# GIVEN DATA start

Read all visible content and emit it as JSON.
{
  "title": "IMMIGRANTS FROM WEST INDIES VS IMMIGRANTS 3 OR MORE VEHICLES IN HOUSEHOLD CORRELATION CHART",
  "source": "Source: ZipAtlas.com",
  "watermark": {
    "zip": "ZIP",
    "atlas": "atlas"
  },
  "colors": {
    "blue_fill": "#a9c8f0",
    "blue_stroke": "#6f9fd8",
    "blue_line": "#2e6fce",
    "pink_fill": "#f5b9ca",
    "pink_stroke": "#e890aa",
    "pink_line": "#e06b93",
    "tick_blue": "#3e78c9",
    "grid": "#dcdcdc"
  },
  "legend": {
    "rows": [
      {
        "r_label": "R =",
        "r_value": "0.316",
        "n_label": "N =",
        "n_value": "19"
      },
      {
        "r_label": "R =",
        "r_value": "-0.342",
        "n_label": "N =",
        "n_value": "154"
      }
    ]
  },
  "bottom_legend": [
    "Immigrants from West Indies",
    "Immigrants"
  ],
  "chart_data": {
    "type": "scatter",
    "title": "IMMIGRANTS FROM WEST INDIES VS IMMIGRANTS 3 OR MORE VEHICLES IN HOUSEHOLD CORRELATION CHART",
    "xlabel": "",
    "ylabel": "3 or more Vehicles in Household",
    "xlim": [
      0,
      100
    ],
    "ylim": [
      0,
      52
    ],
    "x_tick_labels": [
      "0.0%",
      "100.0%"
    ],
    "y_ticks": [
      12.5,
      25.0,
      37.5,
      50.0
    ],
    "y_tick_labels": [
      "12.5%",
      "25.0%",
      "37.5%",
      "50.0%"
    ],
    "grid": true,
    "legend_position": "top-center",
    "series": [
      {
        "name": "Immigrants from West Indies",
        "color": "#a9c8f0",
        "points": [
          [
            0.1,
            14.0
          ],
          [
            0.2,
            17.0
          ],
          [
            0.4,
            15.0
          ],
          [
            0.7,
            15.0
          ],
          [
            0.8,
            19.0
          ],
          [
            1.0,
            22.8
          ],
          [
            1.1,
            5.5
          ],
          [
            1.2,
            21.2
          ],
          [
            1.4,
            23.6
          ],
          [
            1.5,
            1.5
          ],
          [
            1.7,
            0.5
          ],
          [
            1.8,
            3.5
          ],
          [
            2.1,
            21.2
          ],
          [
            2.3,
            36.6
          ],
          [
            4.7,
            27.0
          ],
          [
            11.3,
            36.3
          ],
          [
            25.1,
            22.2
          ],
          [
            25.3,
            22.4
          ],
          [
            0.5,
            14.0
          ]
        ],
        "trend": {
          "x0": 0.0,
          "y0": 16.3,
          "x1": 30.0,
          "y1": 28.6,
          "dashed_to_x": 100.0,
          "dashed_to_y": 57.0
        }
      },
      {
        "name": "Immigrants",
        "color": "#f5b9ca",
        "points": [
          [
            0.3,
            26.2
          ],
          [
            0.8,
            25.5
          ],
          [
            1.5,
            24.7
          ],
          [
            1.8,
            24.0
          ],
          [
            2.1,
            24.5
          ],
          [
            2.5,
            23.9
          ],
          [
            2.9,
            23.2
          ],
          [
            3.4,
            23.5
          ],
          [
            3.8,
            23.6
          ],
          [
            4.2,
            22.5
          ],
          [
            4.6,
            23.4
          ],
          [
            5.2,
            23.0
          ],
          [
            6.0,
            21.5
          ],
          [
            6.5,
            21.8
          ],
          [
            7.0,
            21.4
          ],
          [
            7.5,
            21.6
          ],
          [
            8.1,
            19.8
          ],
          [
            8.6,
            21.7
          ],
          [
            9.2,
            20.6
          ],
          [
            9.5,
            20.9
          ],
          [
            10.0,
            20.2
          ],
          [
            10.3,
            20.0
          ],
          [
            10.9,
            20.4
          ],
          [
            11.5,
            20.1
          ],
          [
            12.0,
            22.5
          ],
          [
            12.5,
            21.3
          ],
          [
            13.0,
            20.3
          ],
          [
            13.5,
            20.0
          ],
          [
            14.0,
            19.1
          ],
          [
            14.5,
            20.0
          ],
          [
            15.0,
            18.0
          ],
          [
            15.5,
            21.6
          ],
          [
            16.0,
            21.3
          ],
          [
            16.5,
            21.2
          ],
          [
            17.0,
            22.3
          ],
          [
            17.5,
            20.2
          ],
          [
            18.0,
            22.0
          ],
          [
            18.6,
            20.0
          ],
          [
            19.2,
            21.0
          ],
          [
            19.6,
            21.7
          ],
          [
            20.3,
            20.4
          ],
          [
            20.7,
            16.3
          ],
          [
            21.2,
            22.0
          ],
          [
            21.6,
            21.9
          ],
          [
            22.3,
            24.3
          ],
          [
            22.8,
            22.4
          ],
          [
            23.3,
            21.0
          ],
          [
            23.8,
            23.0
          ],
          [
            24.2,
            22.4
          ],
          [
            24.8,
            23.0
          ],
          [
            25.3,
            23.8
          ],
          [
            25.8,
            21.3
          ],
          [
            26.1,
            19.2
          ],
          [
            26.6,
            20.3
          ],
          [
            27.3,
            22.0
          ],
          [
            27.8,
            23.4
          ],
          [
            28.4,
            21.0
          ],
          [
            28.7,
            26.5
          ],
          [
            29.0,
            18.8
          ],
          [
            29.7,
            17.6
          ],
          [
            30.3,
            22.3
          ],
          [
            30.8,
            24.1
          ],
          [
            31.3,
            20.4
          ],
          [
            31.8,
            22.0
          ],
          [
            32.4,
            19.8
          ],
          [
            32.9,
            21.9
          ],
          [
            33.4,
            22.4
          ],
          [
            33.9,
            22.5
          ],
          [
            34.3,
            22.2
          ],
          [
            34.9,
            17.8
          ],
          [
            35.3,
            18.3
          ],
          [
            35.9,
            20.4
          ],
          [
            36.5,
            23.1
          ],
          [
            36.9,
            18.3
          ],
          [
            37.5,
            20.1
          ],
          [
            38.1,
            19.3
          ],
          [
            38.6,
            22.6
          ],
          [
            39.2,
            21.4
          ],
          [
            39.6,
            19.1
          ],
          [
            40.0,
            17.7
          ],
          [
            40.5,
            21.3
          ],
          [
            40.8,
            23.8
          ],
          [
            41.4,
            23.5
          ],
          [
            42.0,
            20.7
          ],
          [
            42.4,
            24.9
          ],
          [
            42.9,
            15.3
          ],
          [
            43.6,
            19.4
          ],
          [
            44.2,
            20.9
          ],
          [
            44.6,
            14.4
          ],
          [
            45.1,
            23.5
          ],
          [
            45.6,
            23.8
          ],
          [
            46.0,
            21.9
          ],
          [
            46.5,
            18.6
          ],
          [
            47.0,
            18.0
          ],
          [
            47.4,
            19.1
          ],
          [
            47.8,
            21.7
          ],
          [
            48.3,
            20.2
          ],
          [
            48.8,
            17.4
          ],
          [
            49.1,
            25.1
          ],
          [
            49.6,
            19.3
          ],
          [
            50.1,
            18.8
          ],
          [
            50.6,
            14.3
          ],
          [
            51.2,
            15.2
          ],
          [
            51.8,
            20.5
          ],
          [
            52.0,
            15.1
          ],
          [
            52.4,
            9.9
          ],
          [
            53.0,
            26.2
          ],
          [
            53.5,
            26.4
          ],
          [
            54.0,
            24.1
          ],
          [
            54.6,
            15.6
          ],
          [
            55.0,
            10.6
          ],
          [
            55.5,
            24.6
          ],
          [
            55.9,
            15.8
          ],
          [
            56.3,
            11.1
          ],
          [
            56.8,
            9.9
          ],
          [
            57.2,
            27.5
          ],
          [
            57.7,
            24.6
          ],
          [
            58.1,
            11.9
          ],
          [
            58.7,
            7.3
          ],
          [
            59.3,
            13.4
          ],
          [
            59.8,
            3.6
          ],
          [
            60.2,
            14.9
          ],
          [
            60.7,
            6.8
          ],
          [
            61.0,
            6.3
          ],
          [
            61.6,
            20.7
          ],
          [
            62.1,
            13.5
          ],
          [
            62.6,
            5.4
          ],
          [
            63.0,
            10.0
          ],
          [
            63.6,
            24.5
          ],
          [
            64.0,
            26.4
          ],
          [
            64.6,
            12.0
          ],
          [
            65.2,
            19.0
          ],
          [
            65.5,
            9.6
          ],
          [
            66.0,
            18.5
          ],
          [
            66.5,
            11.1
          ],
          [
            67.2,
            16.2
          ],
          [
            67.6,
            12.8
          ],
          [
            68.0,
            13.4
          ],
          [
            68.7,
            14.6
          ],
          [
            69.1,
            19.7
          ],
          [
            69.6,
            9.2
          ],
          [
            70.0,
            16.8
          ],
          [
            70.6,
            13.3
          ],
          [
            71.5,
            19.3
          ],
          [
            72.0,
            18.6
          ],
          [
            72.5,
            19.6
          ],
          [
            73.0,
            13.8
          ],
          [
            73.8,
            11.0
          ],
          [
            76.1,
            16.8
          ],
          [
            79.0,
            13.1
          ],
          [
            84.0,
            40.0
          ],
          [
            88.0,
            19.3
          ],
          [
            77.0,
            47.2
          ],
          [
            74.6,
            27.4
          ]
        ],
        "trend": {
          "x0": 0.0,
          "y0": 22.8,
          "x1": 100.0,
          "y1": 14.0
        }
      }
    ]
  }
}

# GIVEN DATA end

■ SHORT TASK
Among these entries, how many lines include the string "title"? Reply with the number by itself.

■ SOLUTION
2